▶ [WHAT YOU WILL DO]:
Reproduce every line of the listing as written, apart from the pictures.

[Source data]
....

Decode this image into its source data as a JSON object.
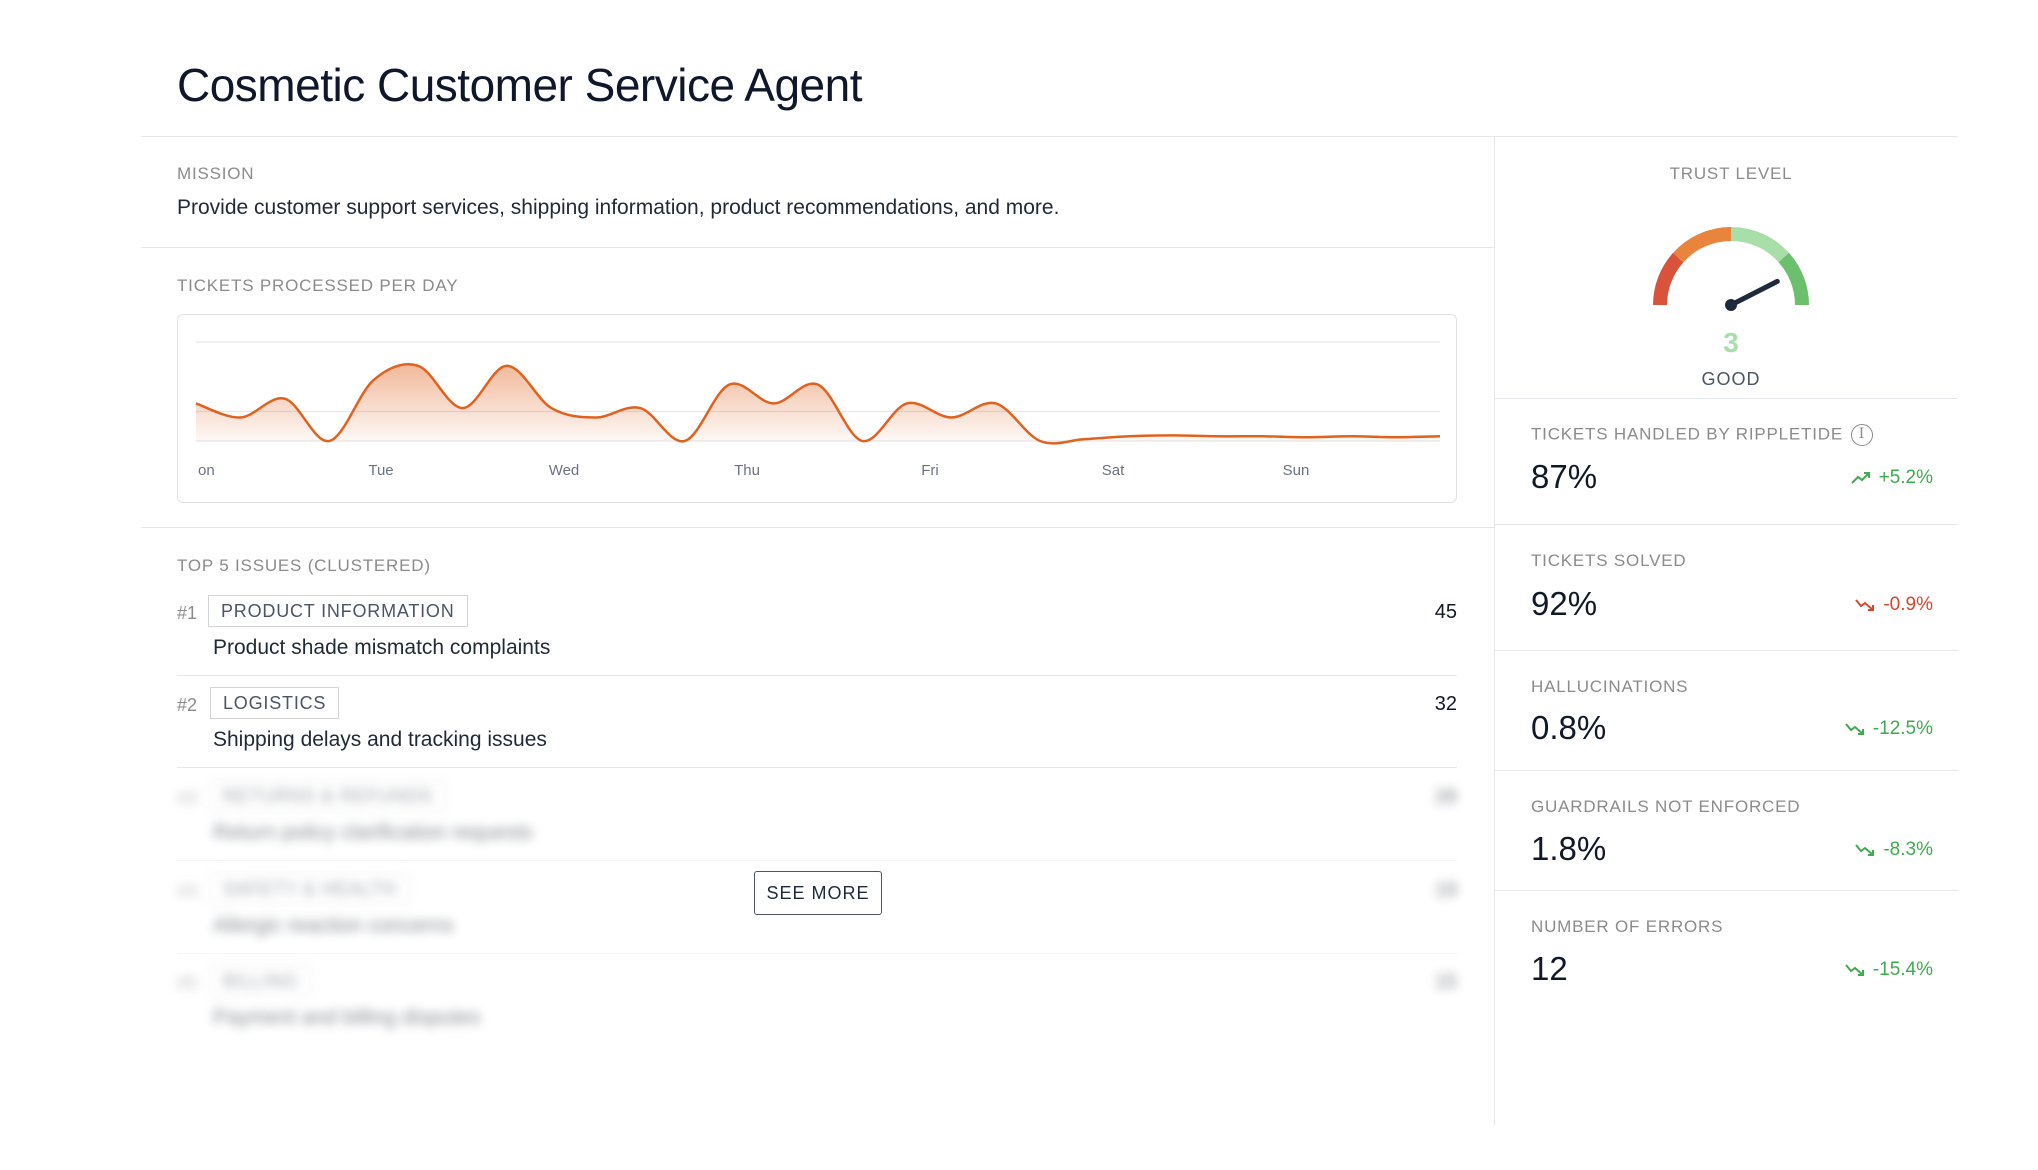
{
  "page_title": "Cosmetic Customer Service Agent",
  "mission": {
    "label": "MISSION",
    "text": "Provide customer support services, shipping information, product recommendations, and more."
  },
  "chart_section": {
    "label": "TICKETS PROCESSED PER DAY"
  },
  "chart_data": {
    "type": "area",
    "title": "TICKETS PROCESSED PER DAY",
    "x_tick_labels": [
      "on",
      "Tue",
      "Wed",
      "Thu",
      "Fri",
      "Sat",
      "Sun"
    ],
    "y_relative_0_to_1": [
      0.4,
      0.25,
      0.45,
      0.0,
      0.65,
      0.8,
      0.35,
      0.8,
      0.35,
      0.25,
      0.35,
      0.0,
      0.6,
      0.4,
      0.6,
      0.0,
      0.4,
      0.25,
      0.4,
      0.0,
      0.02,
      0.05,
      0.06,
      0.05,
      0.05,
      0.04,
      0.05,
      0.04,
      0.05
    ],
    "grid": true,
    "color": "#e0621f"
  },
  "issues": {
    "label": "TOP 5 ISSUES (CLUSTERED)",
    "items": [
      {
        "rank": "#1",
        "tag": "PRODUCT INFORMATION",
        "description": "Product shade mismatch complaints",
        "count": "45"
      },
      {
        "rank": "#2",
        "tag": "LOGISTICS",
        "description": "Shipping delays and tracking issues",
        "count": "32"
      },
      {
        "rank": "#3",
        "tag": "RETURNS & REFUNDS",
        "description": "Return policy clarification requests",
        "count": "28"
      },
      {
        "rank": "#4",
        "tag": "SAFETY & HEALTH",
        "description": "Allergic reaction concerns",
        "count": "19"
      },
      {
        "rank": "#5",
        "tag": "BILLING",
        "description": "Payment and billing disputes",
        "count": "15"
      }
    ],
    "see_more_label": "SEE MORE"
  },
  "trust": {
    "label": "TRUST LEVEL",
    "value": "3",
    "word": "GOOD",
    "level_fraction": 0.85,
    "colors": [
      "#d9533b",
      "#e8843c",
      "#a8dfa9",
      "#6cbf6c"
    ]
  },
  "metrics": [
    {
      "label": "TICKETS HANDLED BY RIPPLETIDE",
      "value": "87%",
      "change": "+5.2%",
      "direction": "up",
      "info_icon": true
    },
    {
      "label": "TICKETS SOLVED",
      "value": "92%",
      "change": "-0.9%",
      "direction": "down-bad",
      "info_icon": false
    },
    {
      "label": "HALLUCINATIONS",
      "value": "0.8%",
      "change": "-12.5%",
      "direction": "down-good",
      "info_icon": false
    },
    {
      "label": "GUARDRAILS NOT ENFORCED",
      "value": "1.8%",
      "change": "-8.3%",
      "direction": "down-good",
      "info_icon": false
    },
    {
      "label": "NUMBER OF ERRORS",
      "value": "12",
      "change": "-15.4%",
      "direction": "down-good",
      "info_icon": false
    }
  ],
  "colors": {
    "accent": "#e0621f",
    "good": "#3faa4e",
    "bad": "#d9462a"
  }
}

....

▶ [SOLUTION FOR THIS PROBLEM]:
Decode this image into its source data as a JSON object.
{
  "page_title": "Cosmetic Customer Service Agent",
  "mission": {
    "label": "MISSION",
    "text": "Provide customer support services, shipping information, product recommendations, and more."
  },
  "chart_section": {
    "label": "TICKETS PROCESSED PER DAY"
  },
  "chart_data": {
    "type": "area",
    "title": "TICKETS PROCESSED PER DAY",
    "x_tick_labels": [
      "on",
      "Tue",
      "Wed",
      "Thu",
      "Fri",
      "Sat",
      "Sun"
    ],
    "y_relative_0_to_1": [
      0.4,
      0.25,
      0.45,
      0.0,
      0.65,
      0.8,
      0.35,
      0.8,
      0.35,
      0.25,
      0.35,
      0.0,
      0.6,
      0.4,
      0.6,
      0.0,
      0.4,
      0.25,
      0.4,
      0.0,
      0.02,
      0.05,
      0.06,
      0.05,
      0.05,
      0.04,
      0.05,
      0.04,
      0.05
    ],
    "grid": true,
    "color": "#e0621f"
  },
  "issues": {
    "label": "TOP 5 ISSUES (CLUSTERED)",
    "items": [
      {
        "rank": "#1",
        "tag": "PRODUCT INFORMATION",
        "description": "Product shade mismatch complaints",
        "count": "45"
      },
      {
        "rank": "#2",
        "tag": "LOGISTICS",
        "description": "Shipping delays and tracking issues",
        "count": "32"
      },
      {
        "rank": "#3",
        "tag": "RETURNS & REFUNDS",
        "description": "Return policy clarification requests",
        "count": "28"
      },
      {
        "rank": "#4",
        "tag": "SAFETY & HEALTH",
        "description": "Allergic reaction concerns",
        "count": "19"
      },
      {
        "rank": "#5",
        "tag": "BILLING",
        "description": "Payment and billing disputes",
        "count": "15"
      }
    ],
    "see_more_label": "SEE MORE"
  },
  "trust": {
    "label": "TRUST LEVEL",
    "value": "3",
    "word": "GOOD",
    "level_fraction": 0.85,
    "colors": [
      "#d9533b",
      "#e8843c",
      "#a8dfa9",
      "#6cbf6c"
    ]
  },
  "metrics": [
    {
      "label": "TICKETS HANDLED BY RIPPLETIDE",
      "value": "87%",
      "change": "+5.2%",
      "direction": "up",
      "info_icon": true
    },
    {
      "label": "TICKETS SOLVED",
      "value": "92%",
      "change": "-0.9%",
      "direction": "down-bad",
      "info_icon": false
    },
    {
      "label": "HALLUCINATIONS",
      "value": "0.8%",
      "change": "-12.5%",
      "direction": "down-good",
      "info_icon": false
    },
    {
      "label": "GUARDRAILS NOT ENFORCED",
      "value": "1.8%",
      "change": "-8.3%",
      "direction": "down-good",
      "info_icon": false
    },
    {
      "label": "NUMBER OF ERRORS",
      "value": "12",
      "change": "-15.4%",
      "direction": "down-good",
      "info_icon": false
    }
  ],
  "colors": {
    "accent": "#e0621f",
    "good": "#3faa4e",
    "bad": "#d9462a"
  }
}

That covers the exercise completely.